** Short exercise **
Transcribe the listing that follows in full, omitting pictures.
+-------+
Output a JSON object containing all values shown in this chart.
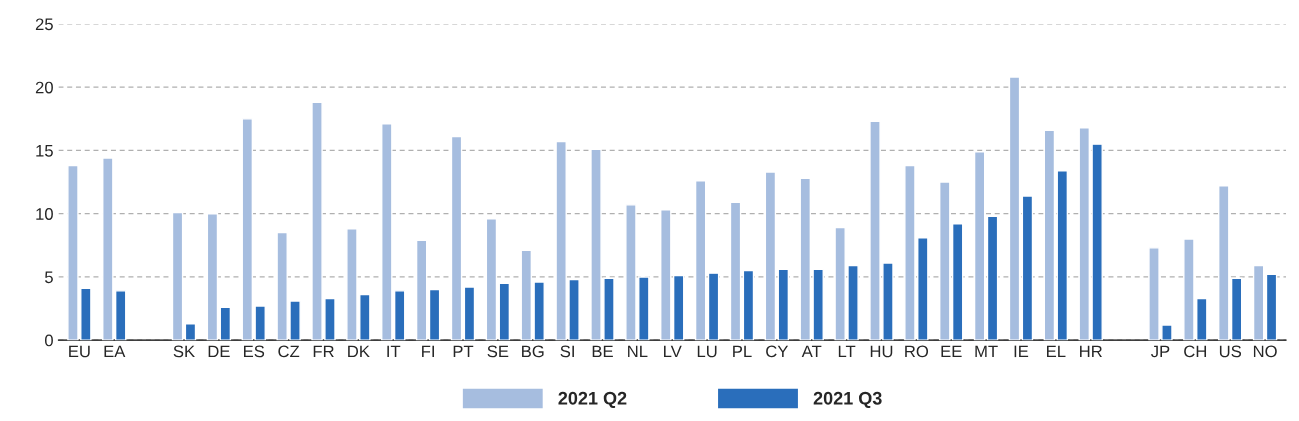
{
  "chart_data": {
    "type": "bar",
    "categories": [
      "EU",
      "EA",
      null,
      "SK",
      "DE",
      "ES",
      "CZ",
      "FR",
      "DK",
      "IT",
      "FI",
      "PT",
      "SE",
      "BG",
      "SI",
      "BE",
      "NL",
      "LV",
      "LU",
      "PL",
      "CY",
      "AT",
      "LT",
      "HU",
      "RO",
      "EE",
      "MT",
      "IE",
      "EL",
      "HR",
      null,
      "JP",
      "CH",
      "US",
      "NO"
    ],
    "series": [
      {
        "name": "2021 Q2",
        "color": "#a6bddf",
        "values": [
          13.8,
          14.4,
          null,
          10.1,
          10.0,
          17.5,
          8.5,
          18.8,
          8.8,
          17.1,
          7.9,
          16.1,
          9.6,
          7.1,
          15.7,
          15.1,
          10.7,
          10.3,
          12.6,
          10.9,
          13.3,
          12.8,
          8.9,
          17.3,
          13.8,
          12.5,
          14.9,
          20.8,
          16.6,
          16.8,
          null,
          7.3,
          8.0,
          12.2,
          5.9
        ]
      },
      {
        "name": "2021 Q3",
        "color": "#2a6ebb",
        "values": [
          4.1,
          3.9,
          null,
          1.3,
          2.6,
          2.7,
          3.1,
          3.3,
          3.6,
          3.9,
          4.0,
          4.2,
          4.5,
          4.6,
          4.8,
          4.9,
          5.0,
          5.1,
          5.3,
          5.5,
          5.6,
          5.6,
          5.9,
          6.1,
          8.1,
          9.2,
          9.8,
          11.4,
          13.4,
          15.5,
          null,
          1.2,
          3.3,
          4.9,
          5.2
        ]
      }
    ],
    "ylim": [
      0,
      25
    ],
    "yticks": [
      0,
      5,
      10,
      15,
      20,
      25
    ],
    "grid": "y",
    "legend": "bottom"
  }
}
+-------+
** Written reply **
Output a JSON object containing all values shown in this chart.
{
  "chart_data": {
    "type": "bar",
    "categories": [
      "EU",
      "EA",
      null,
      "SK",
      "DE",
      "ES",
      "CZ",
      "FR",
      "DK",
      "IT",
      "FI",
      "PT",
      "SE",
      "BG",
      "SI",
      "BE",
      "NL",
      "LV",
      "LU",
      "PL",
      "CY",
      "AT",
      "LT",
      "HU",
      "RO",
      "EE",
      "MT",
      "IE",
      "EL",
      "HR",
      null,
      "JP",
      "CH",
      "US",
      "NO"
    ],
    "series": [
      {
        "name": "2021 Q2",
        "color": "#a6bddf",
        "values": [
          13.8,
          14.4,
          null,
          10.1,
          10.0,
          17.5,
          8.5,
          18.8,
          8.8,
          17.1,
          7.9,
          16.1,
          9.6,
          7.1,
          15.7,
          15.1,
          10.7,
          10.3,
          12.6,
          10.9,
          13.3,
          12.8,
          8.9,
          17.3,
          13.8,
          12.5,
          14.9,
          20.8,
          16.6,
          16.8,
          null,
          7.3,
          8.0,
          12.2,
          5.9
        ]
      },
      {
        "name": "2021 Q3",
        "color": "#2a6ebb",
        "values": [
          4.1,
          3.9,
          null,
          1.3,
          2.6,
          2.7,
          3.1,
          3.3,
          3.6,
          3.9,
          4.0,
          4.2,
          4.5,
          4.6,
          4.8,
          4.9,
          5.0,
          5.1,
          5.3,
          5.5,
          5.6,
          5.6,
          5.9,
          6.1,
          8.1,
          9.2,
          9.8,
          11.4,
          13.4,
          15.5,
          null,
          1.2,
          3.3,
          4.9,
          5.2
        ]
      }
    ],
    "ylim": [
      0,
      25
    ],
    "yticks": [
      0,
      5,
      10,
      15,
      20,
      25
    ],
    "grid": "y",
    "legend": "bottom"
  }
}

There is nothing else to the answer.